#### The problem
Output each line exactly as it appears, skipping any embedded picture.

---------- Records to use

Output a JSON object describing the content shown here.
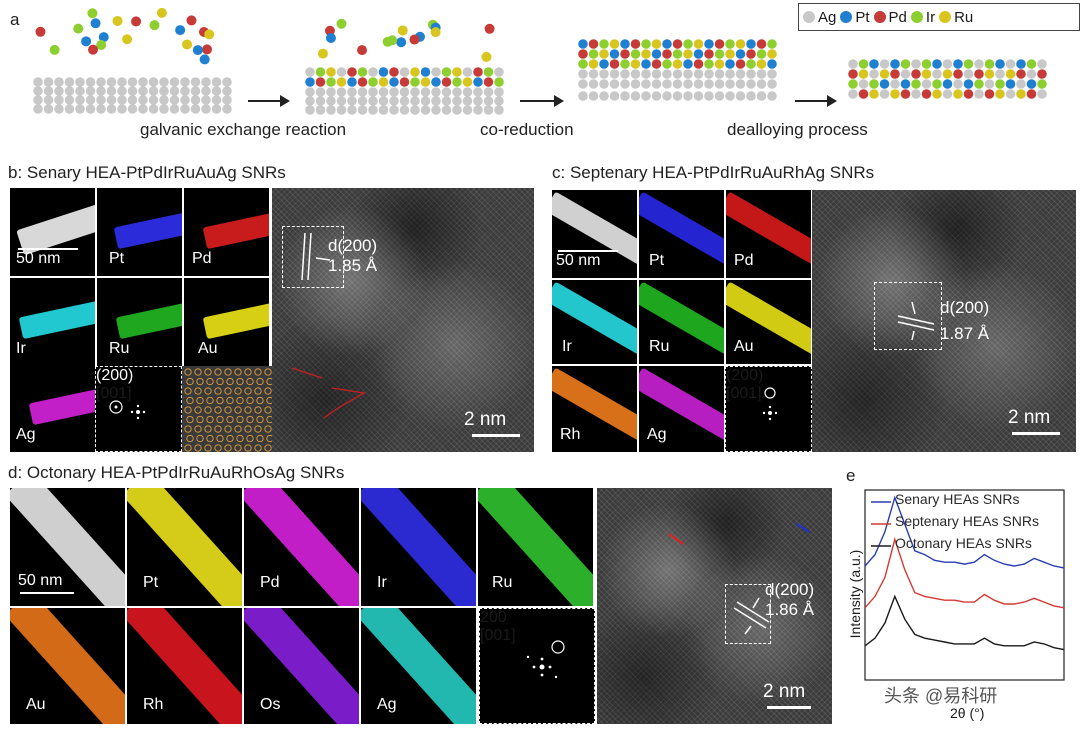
{
  "colors": {
    "ag": "#c8c8c8",
    "pt": "#1f7fd0",
    "pd": "#c63a38",
    "ir": "#8ccf2f",
    "ru": "#d8c61e",
    "blue_line": "#2a3fb0",
    "red_line": "#d23a34",
    "black_line": "#1a1a1a"
  },
  "panel_a": {
    "label": "a",
    "steps": [
      "galvanic exchange reaction",
      "co-reduction",
      "dealloying process"
    ],
    "legend": [
      {
        "name": "Ag",
        "color": "#c8c8c8"
      },
      {
        "name": "Pt",
        "color": "#1f7fd0"
      },
      {
        "name": "Pd",
        "color": "#c63a38"
      },
      {
        "name": "Ir",
        "color": "#8ccf2f"
      },
      {
        "name": "Ru",
        "color": "#d8c61e"
      }
    ]
  },
  "panel_b": {
    "title": "b: Senary HEA-PtPdIrRuAuAg SNRs",
    "tiles": [
      "Pt",
      "Pd",
      "Ir",
      "Ru",
      "Au",
      "Ag"
    ],
    "scale_small": "50 nm",
    "fft_spot": "(200)",
    "fft_zone": "[001]",
    "d_label": "d(200)",
    "d_value": "1.85 Å",
    "scale_large": "2 nm"
  },
  "panel_c": {
    "title": "c: Septenary HEA-PtPdIrRuAuRhAg SNRs",
    "tiles": [
      "Pt",
      "Pd",
      "Ir",
      "Ru",
      "Au",
      "Rh",
      "Ag"
    ],
    "scale_small": "50 nm",
    "fft_spot": "(200)",
    "fft_zone": "[001]",
    "d_label": "d(200)",
    "d_value": "1.87 Å",
    "scale_large": "2 nm"
  },
  "panel_d": {
    "title": "d: Octonary HEA-PtPdIrRuAuRhOsAg SNRs",
    "tiles": [
      "Pt",
      "Pd",
      "Ir",
      "Ru",
      "Au",
      "Rh",
      "Os",
      "Ag"
    ],
    "scale_small": "50 nm",
    "fft_spot": "200",
    "fft_zone": "[001]",
    "d_label": "d(200)",
    "d_value": "1.86 Å",
    "scale_large": "2 nm"
  },
  "panel_e": {
    "label": "e",
    "ylabel": "Intensity (a.u.)",
    "xlabel": "2θ (°)",
    "legend": [
      "Senary HEAs SNRs",
      "Septenary HEAs SNRs",
      "Octonary HEAs SNRs"
    ]
  },
  "chart_data": {
    "type": "line",
    "title": "",
    "xlabel": "2θ (°)",
    "ylabel": "Intensity (a.u.)",
    "x": [
      0,
      1,
      2,
      3,
      4,
      5,
      6,
      7,
      8,
      9,
      10,
      11,
      12,
      13,
      14,
      15,
      16,
      17,
      18,
      19,
      20
    ],
    "series": [
      {
        "name": "Senary HEAs SNRs",
        "values": [
          0.6,
          0.66,
          0.78,
          0.96,
          0.82,
          0.68,
          0.66,
          0.63,
          0.62,
          0.62,
          0.61,
          0.62,
          0.66,
          0.63,
          0.61,
          0.6,
          0.61,
          0.64,
          0.62,
          0.6,
          0.59
        ]
      },
      {
        "name": "Septenary HEAs SNRs",
        "values": [
          0.38,
          0.44,
          0.54,
          0.74,
          0.58,
          0.46,
          0.44,
          0.43,
          0.42,
          0.42,
          0.41,
          0.41,
          0.45,
          0.42,
          0.4,
          0.4,
          0.41,
          0.43,
          0.41,
          0.39,
          0.38
        ]
      },
      {
        "name": "Octonary HEAs SNRs",
        "values": [
          0.18,
          0.22,
          0.3,
          0.44,
          0.32,
          0.24,
          0.22,
          0.21,
          0.2,
          0.19,
          0.19,
          0.19,
          0.22,
          0.19,
          0.18,
          0.18,
          0.18,
          0.2,
          0.19,
          0.17,
          0.16
        ]
      }
    ]
  },
  "watermark": "头条 @易科研"
}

--------------------

#### Response
Output a JSON object describing the content shown here.
{
  "colors": {
    "ag": "#c8c8c8",
    "pt": "#1f7fd0",
    "pd": "#c63a38",
    "ir": "#8ccf2f",
    "ru": "#d8c61e",
    "blue_line": "#2a3fb0",
    "red_line": "#d23a34",
    "black_line": "#1a1a1a"
  },
  "panel_a": {
    "label": "a",
    "steps": [
      "galvanic exchange reaction",
      "co-reduction",
      "dealloying process"
    ],
    "legend": [
      {
        "name": "Ag",
        "color": "#c8c8c8"
      },
      {
        "name": "Pt",
        "color": "#1f7fd0"
      },
      {
        "name": "Pd",
        "color": "#c63a38"
      },
      {
        "name": "Ir",
        "color": "#8ccf2f"
      },
      {
        "name": "Ru",
        "color": "#d8c61e"
      }
    ]
  },
  "panel_b": {
    "title": "b: Senary HEA-PtPdIrRuAuAg SNRs",
    "tiles": [
      "Pt",
      "Pd",
      "Ir",
      "Ru",
      "Au",
      "Ag"
    ],
    "scale_small": "50 nm",
    "fft_spot": "(200)",
    "fft_zone": "[001]",
    "d_label": "d(200)",
    "d_value": "1.85 Å",
    "scale_large": "2 nm"
  },
  "panel_c": {
    "title": "c: Septenary HEA-PtPdIrRuAuRhAg SNRs",
    "tiles": [
      "Pt",
      "Pd",
      "Ir",
      "Ru",
      "Au",
      "Rh",
      "Ag"
    ],
    "scale_small": "50 nm",
    "fft_spot": "(200)",
    "fft_zone": "[001]",
    "d_label": "d(200)",
    "d_value": "1.87 Å",
    "scale_large": "2 nm"
  },
  "panel_d": {
    "title": "d: Octonary HEA-PtPdIrRuAuRhOsAg SNRs",
    "tiles": [
      "Pt",
      "Pd",
      "Ir",
      "Ru",
      "Au",
      "Rh",
      "Os",
      "Ag"
    ],
    "scale_small": "50 nm",
    "fft_spot": "200",
    "fft_zone": "[001]",
    "d_label": "d(200)",
    "d_value": "1.86 Å",
    "scale_large": "2 nm"
  },
  "panel_e": {
    "label": "e",
    "ylabel": "Intensity (a.u.)",
    "xlabel": "2θ (°)",
    "legend": [
      "Senary HEAs SNRs",
      "Septenary HEAs SNRs",
      "Octonary HEAs SNRs"
    ]
  },
  "chart_data": {
    "type": "line",
    "title": "",
    "xlabel": "2θ (°)",
    "ylabel": "Intensity (a.u.)",
    "x": [
      0,
      1,
      2,
      3,
      4,
      5,
      6,
      7,
      8,
      9,
      10,
      11,
      12,
      13,
      14,
      15,
      16,
      17,
      18,
      19,
      20
    ],
    "series": [
      {
        "name": "Senary HEAs SNRs",
        "values": [
          0.6,
          0.66,
          0.78,
          0.96,
          0.82,
          0.68,
          0.66,
          0.63,
          0.62,
          0.62,
          0.61,
          0.62,
          0.66,
          0.63,
          0.61,
          0.6,
          0.61,
          0.64,
          0.62,
          0.6,
          0.59
        ]
      },
      {
        "name": "Septenary HEAs SNRs",
        "values": [
          0.38,
          0.44,
          0.54,
          0.74,
          0.58,
          0.46,
          0.44,
          0.43,
          0.42,
          0.42,
          0.41,
          0.41,
          0.45,
          0.42,
          0.4,
          0.4,
          0.41,
          0.43,
          0.41,
          0.39,
          0.38
        ]
      },
      {
        "name": "Octonary HEAs SNRs",
        "values": [
          0.18,
          0.22,
          0.3,
          0.44,
          0.32,
          0.24,
          0.22,
          0.21,
          0.2,
          0.19,
          0.19,
          0.19,
          0.22,
          0.19,
          0.18,
          0.18,
          0.18,
          0.2,
          0.19,
          0.17,
          0.16
        ]
      }
    ]
  },
  "watermark": "头条 @易科研"
}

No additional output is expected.